What the exercise asks>
Leave out the pictures and repeat the rest of the material exactly.

Records to process>
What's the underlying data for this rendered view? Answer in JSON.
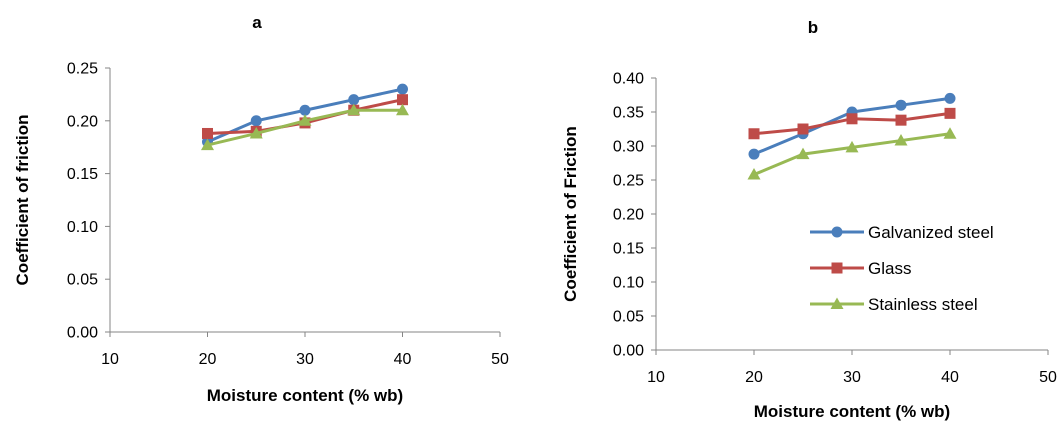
{
  "chart_data": [
    {
      "type": "line",
      "title": "a",
      "xlabel": "Moisture content  (% wb)",
      "ylabel": "Coefficient of friction",
      "xlim": [
        10,
        50
      ],
      "ylim": [
        0,
        0.25
      ],
      "xticks": [
        "10",
        "20",
        "30",
        "40",
        "50"
      ],
      "yticks": [
        "0.00",
        "0.05",
        "0.10",
        "0.15",
        "0.20",
        "0.25"
      ],
      "x": [
        20,
        25,
        30,
        35,
        40
      ],
      "series": [
        {
          "name": "Galvanized steel",
          "color": "#4a7ebb",
          "marker": "circle",
          "values": [
            0.18,
            0.2,
            0.21,
            0.22,
            0.23
          ]
        },
        {
          "name": "Glass",
          "color": "#be4b48",
          "marker": "square",
          "values": [
            0.188,
            0.19,
            0.198,
            0.21,
            0.22
          ]
        },
        {
          "name": "Stainless steel",
          "color": "#98b954",
          "marker": "triangle",
          "values": [
            0.177,
            0.188,
            0.2,
            0.21,
            0.21
          ]
        }
      ],
      "grid": false,
      "legend": "none"
    },
    {
      "type": "line",
      "title": "b",
      "xlabel": "Moisture content  (% wb)",
      "ylabel": "Coefficient of Friction",
      "xlim": [
        10,
        50
      ],
      "ylim": [
        0,
        0.4
      ],
      "xticks": [
        "10",
        "20",
        "30",
        "40",
        "50"
      ],
      "yticks": [
        "0.00",
        "0.05",
        "0.10",
        "0.15",
        "0.20",
        "0.25",
        "0.30",
        "0.35",
        "0.40"
      ],
      "x": [
        20,
        25,
        30,
        35,
        40
      ],
      "series": [
        {
          "name": "Galvanized steel",
          "color": "#4a7ebb",
          "marker": "circle",
          "values": [
            0.288,
            0.318,
            0.35,
            0.36,
            0.37
          ]
        },
        {
          "name": "Glass",
          "color": "#be4b48",
          "marker": "square",
          "values": [
            0.318,
            0.325,
            0.34,
            0.338,
            0.348
          ]
        },
        {
          "name": "Stainless steel",
          "color": "#98b954",
          "marker": "triangle",
          "values": [
            0.258,
            0.288,
            0.298,
            0.308,
            0.318
          ]
        }
      ],
      "grid": false,
      "legend": "right"
    }
  ]
}
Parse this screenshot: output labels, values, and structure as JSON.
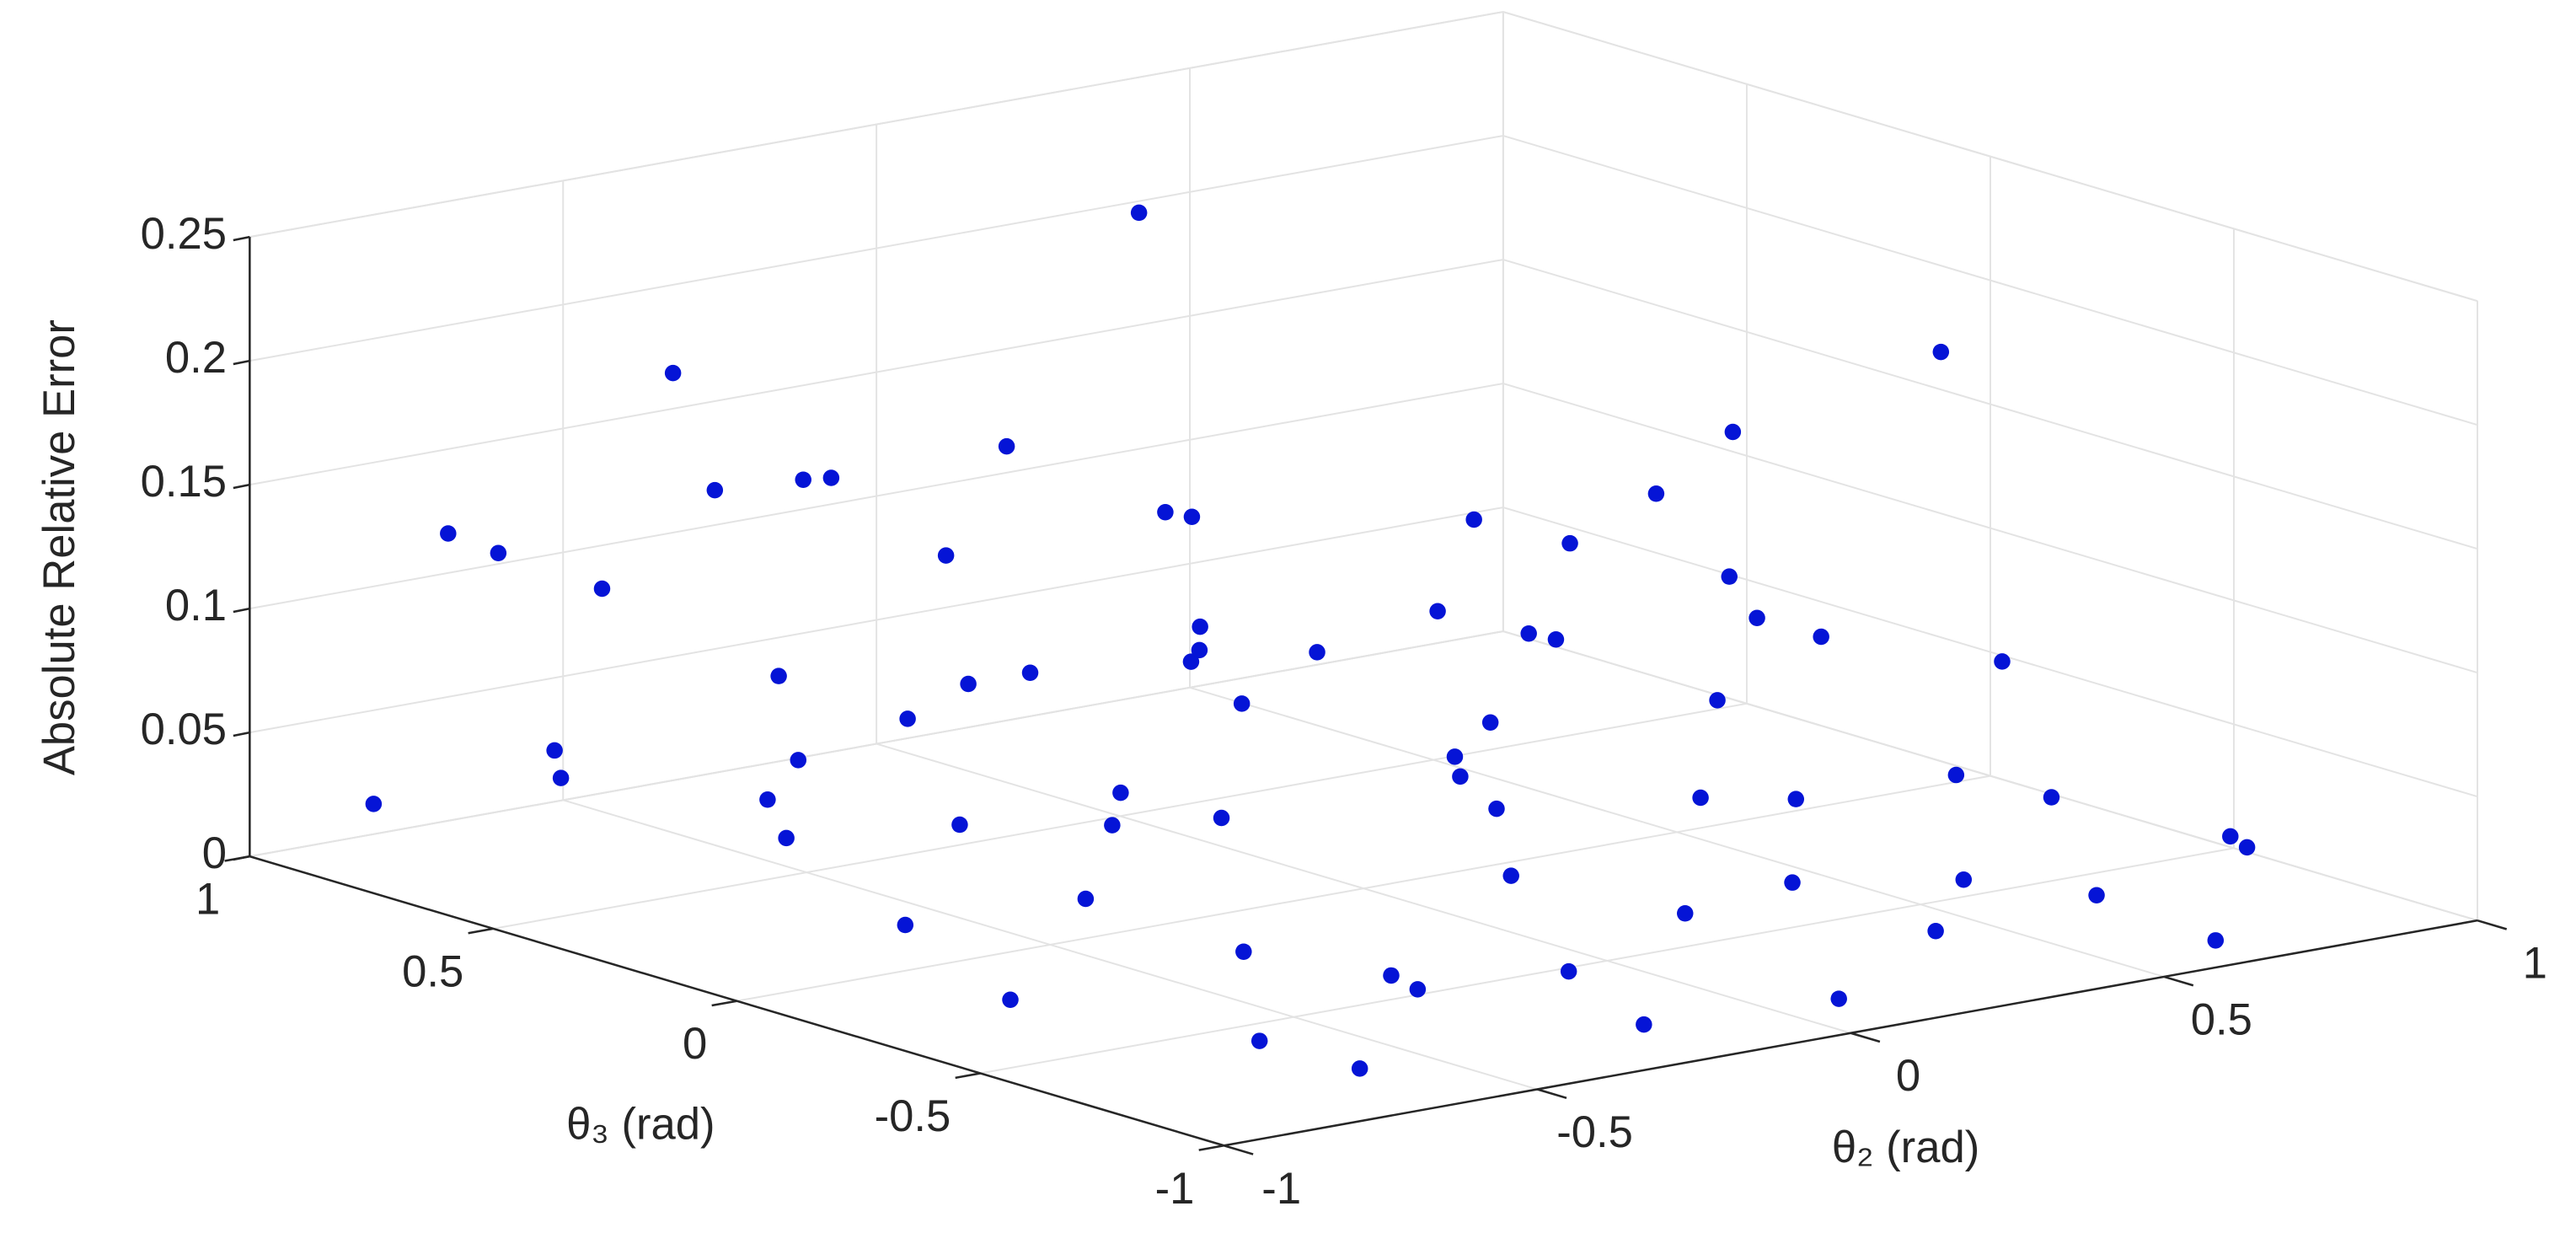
{
  "chart_data": {
    "type": "scatter3d",
    "xlabel": "θ₂ (rad)",
    "ylabel": "θ₃ (rad)",
    "zlabel": "Absolute Relative Error",
    "xlim": [
      -1,
      1
    ],
    "ylim": [
      -1,
      1
    ],
    "zlim": [
      0,
      0.25
    ],
    "xticks": [
      -1,
      -0.5,
      0,
      0.5,
      1
    ],
    "yticks": [
      -1,
      -0.5,
      0,
      0.5,
      1
    ],
    "zticks": [
      0,
      0.05,
      0.1,
      0.15,
      0.2,
      0.25
    ],
    "grid": true,
    "color": "#0514d6",
    "x": [
      -0.95,
      -0.89,
      -0.82,
      -0.76,
      -0.69,
      -0.63,
      -0.56,
      -0.5,
      -0.43,
      -0.37,
      -0.3,
      -0.24,
      -0.17,
      -0.11,
      -0.04,
      0.02,
      0.09,
      0.15,
      0.22,
      0.28,
      0.35,
      0.41,
      0.48,
      0.54,
      0.61,
      0.67,
      0.74,
      0.8,
      0.87,
      0.93,
      -0.91,
      -0.84,
      -0.78,
      -0.71,
      -0.65,
      -0.58,
      -0.52,
      -0.45,
      -0.39,
      -0.32,
      -0.26,
      -0.19,
      -0.13,
      -0.06,
      0,
      0.07,
      0.13,
      0.2,
      0.26,
      0.33,
      0.39,
      0.46,
      0.52,
      0.59,
      0.65,
      0.72,
      0.78,
      0.85,
      0.91,
      0.98,
      -0.62,
      0.38,
      0.96,
      -0.8,
      -0.35,
      0.15,
      0.7,
      0.9,
      -0.15,
      0.55,
      -0.7,
      0.05
    ],
    "y": [
      0.81,
      -0.42,
      0.13,
      0.67,
      -0.88,
      0.35,
      -0.15,
      0.92,
      -0.61,
      0.04,
      0.55,
      -0.73,
      0.28,
      -0.34,
      0.76,
      -0.95,
      0.47,
      -0.08,
      0.62,
      -0.52,
      0.19,
      0.88,
      -0.27,
      -0.81,
      0.39,
      0.71,
      -0.46,
      0.09,
      -0.66,
      0.97,
      -0.23,
      0.58,
      -0.79,
      0.31,
      0.94,
      -0.5,
      0.16,
      -0.69,
      0.83,
      -0.12,
      -0.91,
      0.44,
      0.69,
      -0.38,
      0.25,
      -0.57,
      0.9,
      0.07,
      -0.84,
      0.52,
      -0.19,
      -0.64,
      0.33,
      -0.99,
      0.11,
      -0.29,
      0.58,
      -0.72,
      0.42,
      -0.05,
      0.62,
      0.95,
      0.05,
      0.85,
      0.7,
      0.6,
      0.3,
      0.4,
      0.9,
      -0.1,
      0.3,
      0.4
    ],
    "z": [
      0.03,
      0.02,
      0.05,
      0.04,
      0.01,
      0.06,
      0.03,
      0.09,
      0.02,
      0.04,
      0.05,
      0.02,
      0.03,
      0.07,
      0.04,
      0.01,
      0.06,
      0.03,
      0.05,
      0.02,
      0.04,
      0.08,
      0.03,
      0.02,
      0.05,
      0.04,
      0.03,
      0.06,
      0.02,
      0.05,
      0.04,
      0.06,
      0.02,
      0.05,
      0.11,
      0.03,
      0.04,
      0.02,
      0.13,
      0.05,
      0.01,
      0.07,
      0.1,
      0.03,
      0.06,
      0.02,
      0.12,
      0.04,
      0.02,
      0.05,
      0.03,
      0.02,
      0.06,
      0.01,
      0.04,
      0.03,
      0.07,
      0.02,
      0.06,
      0.05,
      0.2,
      0.2,
      0.17,
      0.13,
      0.14,
      0.11,
      0.11,
      0.12,
      0.12,
      0.09,
      0.1,
      0.08
    ]
  }
}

Reply to the exercise>
What's the underlying data for this rendered view? Answer in JSON.
{
  "chart_data": [
    {
      "type": "line",
      "title": "a",
      "xlabel": "Moisture content  (% wb)",
      "ylabel": "Coefficient of friction",
      "xlim": [
        10,
        50
      ],
      "ylim": [
        0,
        0.25
      ],
      "xticks": [
        "10",
        "20",
        "30",
        "40",
        "50"
      ],
      "yticks": [
        "0.00",
        "0.05",
        "0.10",
        "0.15",
        "0.20",
        "0.25"
      ],
      "x": [
        20,
        25,
        30,
        35,
        40
      ],
      "series": [
        {
          "name": "Galvanized steel",
          "color": "#4a7ebb",
          "marker": "circle",
          "values": [
            0.18,
            0.2,
            0.21,
            0.22,
            0.23
          ]
        },
        {
          "name": "Glass",
          "color": "#be4b48",
          "marker": "square",
          "values": [
            0.188,
            0.19,
            0.198,
            0.21,
            0.22
          ]
        },
        {
          "name": "Stainless steel",
          "color": "#98b954",
          "marker": "triangle",
          "values": [
            0.177,
            0.188,
            0.2,
            0.21,
            0.21
          ]
        }
      ],
      "grid": false,
      "legend": "none"
    },
    {
      "type": "line",
      "title": "b",
      "xlabel": "Moisture content  (% wb)",
      "ylabel": "Coefficient of Friction",
      "xlim": [
        10,
        50
      ],
      "ylim": [
        0,
        0.4
      ],
      "xticks": [
        "10",
        "20",
        "30",
        "40",
        "50"
      ],
      "yticks": [
        "0.00",
        "0.05",
        "0.10",
        "0.15",
        "0.20",
        "0.25",
        "0.30",
        "0.35",
        "0.40"
      ],
      "x": [
        20,
        25,
        30,
        35,
        40
      ],
      "series": [
        {
          "name": "Galvanized steel",
          "color": "#4a7ebb",
          "marker": "circle",
          "values": [
            0.288,
            0.318,
            0.35,
            0.36,
            0.37
          ]
        },
        {
          "name": "Glass",
          "color": "#be4b48",
          "marker": "square",
          "values": [
            0.318,
            0.325,
            0.34,
            0.338,
            0.348
          ]
        },
        {
          "name": "Stainless steel",
          "color": "#98b954",
          "marker": "triangle",
          "values": [
            0.258,
            0.288,
            0.298,
            0.308,
            0.318
          ]
        }
      ],
      "grid": false,
      "legend": "right"
    }
  ]
}
Parse this screenshot: output labels, values, and structure as JSON.
{
  "chart_data": {
    "type": "scatter3d",
    "xlabel": "θ₂ (rad)",
    "ylabel": "θ₃ (rad)",
    "zlabel": "Absolute Relative Error",
    "xlim": [
      -1,
      1
    ],
    "ylim": [
      -1,
      1
    ],
    "zlim": [
      0,
      0.25
    ],
    "xticks": [
      -1,
      -0.5,
      0,
      0.5,
      1
    ],
    "yticks": [
      -1,
      -0.5,
      0,
      0.5,
      1
    ],
    "zticks": [
      0,
      0.05,
      0.1,
      0.15,
      0.2,
      0.25
    ],
    "grid": true,
    "color": "#0514d6",
    "x": [
      -0.95,
      -0.89,
      -0.82,
      -0.76,
      -0.69,
      -0.63,
      -0.56,
      -0.5,
      -0.43,
      -0.37,
      -0.3,
      -0.24,
      -0.17,
      -0.11,
      -0.04,
      0.02,
      0.09,
      0.15,
      0.22,
      0.28,
      0.35,
      0.41,
      0.48,
      0.54,
      0.61,
      0.67,
      0.74,
      0.8,
      0.87,
      0.93,
      -0.91,
      -0.84,
      -0.78,
      -0.71,
      -0.65,
      -0.58,
      -0.52,
      -0.45,
      -0.39,
      -0.32,
      -0.26,
      -0.19,
      -0.13,
      -0.06,
      0,
      0.07,
      0.13,
      0.2,
      0.26,
      0.33,
      0.39,
      0.46,
      0.52,
      0.59,
      0.65,
      0.72,
      0.78,
      0.85,
      0.91,
      0.98,
      -0.62,
      0.38,
      0.96,
      -0.8,
      -0.35,
      0.15,
      0.7,
      0.9,
      -0.15,
      0.55,
      -0.7,
      0.05
    ],
    "y": [
      0.81,
      -0.42,
      0.13,
      0.67,
      -0.88,
      0.35,
      -0.15,
      0.92,
      -0.61,
      0.04,
      0.55,
      -0.73,
      0.28,
      -0.34,
      0.76,
      -0.95,
      0.47,
      -0.08,
      0.62,
      -0.52,
      0.19,
      0.88,
      -0.27,
      -0.81,
      0.39,
      0.71,
      -0.46,
      0.09,
      -0.66,
      0.97,
      -0.23,
      0.58,
      -0.79,
      0.31,
      0.94,
      -0.5,
      0.16,
      -0.69,
      0.83,
      -0.12,
      -0.91,
      0.44,
      0.69,
      -0.38,
      0.25,
      -0.57,
      0.9,
      0.07,
      -0.84,
      0.52,
      -0.19,
      -0.64,
      0.33,
      -0.99,
      0.11,
      -0.29,
      0.58,
      -0.72,
      0.42,
      -0.05,
      0.62,
      0.95,
      0.05,
      0.85,
      0.7,
      0.6,
      0.3,
      0.4,
      0.9,
      -0.1,
      0.3,
      0.4
    ],
    "z": [
      0.03,
      0.02,
      0.05,
      0.04,
      0.01,
      0.06,
      0.03,
      0.09,
      0.02,
      0.04,
      0.05,
      0.02,
      0.03,
      0.07,
      0.04,
      0.01,
      0.06,
      0.03,
      0.05,
      0.02,
      0.04,
      0.08,
      0.03,
      0.02,
      0.05,
      0.04,
      0.03,
      0.06,
      0.02,
      0.05,
      0.04,
      0.06,
      0.02,
      0.05,
      0.11,
      0.03,
      0.04,
      0.02,
      0.13,
      0.05,
      0.01,
      0.07,
      0.1,
      0.03,
      0.06,
      0.02,
      0.12,
      0.04,
      0.02,
      0.05,
      0.03,
      0.02,
      0.06,
      0.01,
      0.04,
      0.03,
      0.07,
      0.02,
      0.06,
      0.05,
      0.2,
      0.2,
      0.17,
      0.13,
      0.14,
      0.11,
      0.11,
      0.12,
      0.12,
      0.09,
      0.1,
      0.08
    ]
  }
}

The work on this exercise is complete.